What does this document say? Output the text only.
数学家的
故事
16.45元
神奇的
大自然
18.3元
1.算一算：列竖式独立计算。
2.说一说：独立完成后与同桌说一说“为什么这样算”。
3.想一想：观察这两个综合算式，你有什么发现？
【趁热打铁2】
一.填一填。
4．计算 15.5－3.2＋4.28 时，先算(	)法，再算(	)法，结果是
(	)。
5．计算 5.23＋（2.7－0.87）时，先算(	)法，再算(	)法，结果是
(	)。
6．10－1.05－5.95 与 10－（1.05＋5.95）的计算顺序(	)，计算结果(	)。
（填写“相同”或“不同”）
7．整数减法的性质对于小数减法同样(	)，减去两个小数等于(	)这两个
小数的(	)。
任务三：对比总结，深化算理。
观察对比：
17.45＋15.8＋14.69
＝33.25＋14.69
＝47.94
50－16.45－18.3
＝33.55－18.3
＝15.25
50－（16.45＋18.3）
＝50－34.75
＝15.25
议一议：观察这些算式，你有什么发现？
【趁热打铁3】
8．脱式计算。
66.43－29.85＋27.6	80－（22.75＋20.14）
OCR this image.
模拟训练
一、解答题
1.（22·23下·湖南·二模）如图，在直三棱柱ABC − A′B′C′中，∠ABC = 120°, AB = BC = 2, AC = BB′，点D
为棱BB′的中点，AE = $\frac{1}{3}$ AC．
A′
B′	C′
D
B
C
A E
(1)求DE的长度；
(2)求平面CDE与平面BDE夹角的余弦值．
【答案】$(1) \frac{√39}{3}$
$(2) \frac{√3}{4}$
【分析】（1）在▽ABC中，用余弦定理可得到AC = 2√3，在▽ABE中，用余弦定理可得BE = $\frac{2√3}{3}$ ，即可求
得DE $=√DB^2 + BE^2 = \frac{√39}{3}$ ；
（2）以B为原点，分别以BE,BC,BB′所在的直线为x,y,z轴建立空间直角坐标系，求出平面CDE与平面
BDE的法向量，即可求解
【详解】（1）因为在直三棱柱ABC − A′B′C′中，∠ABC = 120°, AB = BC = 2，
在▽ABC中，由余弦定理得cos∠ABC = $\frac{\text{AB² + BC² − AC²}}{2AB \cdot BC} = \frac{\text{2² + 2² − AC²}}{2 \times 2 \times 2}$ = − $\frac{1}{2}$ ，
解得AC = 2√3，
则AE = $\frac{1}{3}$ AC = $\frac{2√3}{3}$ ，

--------------------------------

Reproduce the complete data exactly as presented above.

What does this document say? Output the text only.
数学家的
故事
16.45元
神奇的
大自然
18.3元
1.算一算：列竖式独立计算。
2.说一说：独立完成后与同桌说一说“为什么这样算”。
3.想一想：观察这两个综合算式，你有什么发现？
【趁热打铁2】
一.填一填。
4．计算 15.5－3.2＋4.28 时，先算(	)法，再算(	)法，结果是
(	)。
5．计算 5.23＋（2.7－0.87）时，先算(	)法，再算(	)法，结果是
(	)。
6．10－1.05－5.95 与 10－（1.05＋5.95）的计算顺序(	)，计算结果(	)。
（填写“相同”或“不同”）
7．整数减法的性质对于小数减法同样(	)，减去两个小数等于(	)这两个
小数的(	)。
任务三：对比总结，深化算理。
观察对比：
17.45＋15.8＋14.69
＝33.25＋14.69
＝47.94
50－16.45－18.3
＝33.55－18.3
＝15.25
50－（16.45＋18.3）
＝50－34.75
＝15.25
议一议：观察这些算式，你有什么发现？
【趁热打铁3】
8．脱式计算。
66.43－29.85＋27.6	80－（22.75＋20.14）
OCR this image.
模拟训练
一、解答题
1.（22·23下·湖南·二模）如图，在直三棱柱ABC − A′B′C′中，∠ABC = 120°, AB = BC = 2, AC = BB′，点D
为棱BB′的中点，AE = $\frac{1}{3}$ AC．
A′
B′	C′
D
B
C
A E
(1)求DE的长度；
(2)求平面CDE与平面BDE夹角的余弦值．
【答案】$(1) \frac{√39}{3}$
$(2) \frac{√3}{4}$
【分析】（1）在▽ABC中，用余弦定理可得到AC = 2√3，在▽ABE中，用余弦定理可得BE = $\frac{2√3}{3}$ ，即可求
得DE $=√DB^2 + BE^2 = \frac{√39}{3}$ ；
（2）以B为原点，分别以BE,BC,BB′所在的直线为x,y,z轴建立空间直角坐标系，求出平面CDE与平面
BDE的法向量，即可求解
【详解】（1）因为在直三棱柱ABC − A′B′C′中，∠ABC = 120°, AB = BC = 2，
在▽ABC中，由余弦定理得cos∠ABC = $\frac{\text{AB² + BC² − AC²}}{2AB \cdot BC} = \frac{\text{2² + 2² − AC²}}{2 \times 2 \times 2}$ = − $\frac{1}{2}$ ，
解得AC = 2√3，
则AE = $\frac{1}{3}$ AC = $\frac{2√3}{3}$ ，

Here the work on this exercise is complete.